**THE REQUEST**: Output all lines exactly, with nothing added or dropped.

........

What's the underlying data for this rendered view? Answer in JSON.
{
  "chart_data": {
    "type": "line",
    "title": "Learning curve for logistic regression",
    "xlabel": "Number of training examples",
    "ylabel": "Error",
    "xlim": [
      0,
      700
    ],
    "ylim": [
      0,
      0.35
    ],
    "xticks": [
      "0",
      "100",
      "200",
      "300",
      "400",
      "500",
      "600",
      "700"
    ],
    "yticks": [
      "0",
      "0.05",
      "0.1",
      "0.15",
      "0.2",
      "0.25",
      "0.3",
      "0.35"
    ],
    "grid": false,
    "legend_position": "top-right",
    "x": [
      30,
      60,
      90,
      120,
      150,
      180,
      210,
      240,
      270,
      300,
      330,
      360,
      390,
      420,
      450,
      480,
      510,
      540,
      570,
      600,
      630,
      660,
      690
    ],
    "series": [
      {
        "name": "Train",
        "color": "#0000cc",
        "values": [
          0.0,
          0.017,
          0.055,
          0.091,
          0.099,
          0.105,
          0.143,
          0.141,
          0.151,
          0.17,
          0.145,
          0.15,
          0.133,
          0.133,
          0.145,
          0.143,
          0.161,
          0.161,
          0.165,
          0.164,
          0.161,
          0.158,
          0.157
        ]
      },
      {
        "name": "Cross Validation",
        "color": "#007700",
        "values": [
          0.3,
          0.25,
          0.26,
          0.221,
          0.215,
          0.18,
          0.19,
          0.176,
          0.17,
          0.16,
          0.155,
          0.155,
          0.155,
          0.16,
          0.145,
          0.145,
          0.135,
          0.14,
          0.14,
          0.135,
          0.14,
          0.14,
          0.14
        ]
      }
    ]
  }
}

........

**REPLY**:
What's the underlying data for this rendered view? Answer in JSON.
{
  "chart_data": {
    "type": "line",
    "title": "Learning curve for logistic regression",
    "xlabel": "Number of training examples",
    "ylabel": "Error",
    "xlim": [
      0,
      700
    ],
    "ylim": [
      0,
      0.35
    ],
    "xticks": [
      "0",
      "100",
      "200",
      "300",
      "400",
      "500",
      "600",
      "700"
    ],
    "yticks": [
      "0",
      "0.05",
      "0.1",
      "0.15",
      "0.2",
      "0.25",
      "0.3",
      "0.35"
    ],
    "grid": false,
    "legend_position": "top-right",
    "x": [
      30,
      60,
      90,
      120,
      150,
      180,
      210,
      240,
      270,
      300,
      330,
      360,
      390,
      420,
      450,
      480,
      510,
      540,
      570,
      600,
      630,
      660,
      690
    ],
    "series": [
      {
        "name": "Train",
        "color": "#0000cc",
        "values": [
          0.0,
          0.017,
          0.055,
          0.091,
          0.099,
          0.105,
          0.143,
          0.141,
          0.151,
          0.17,
          0.145,
          0.15,
          0.133,
          0.133,
          0.145,
          0.143,
          0.161,
          0.161,
          0.165,
          0.164,
          0.161,
          0.158,
          0.157
        ]
      },
      {
        "name": "Cross Validation",
        "color": "#007700",
        "values": [
          0.3,
          0.25,
          0.26,
          0.221,
          0.215,
          0.18,
          0.19,
          0.176,
          0.17,
          0.16,
          0.155,
          0.155,
          0.155,
          0.16,
          0.145,
          0.145,
          0.135,
          0.14,
          0.14,
          0.135,
          0.14,
          0.14,
          0.14
        ]
      }
    ]
  }
}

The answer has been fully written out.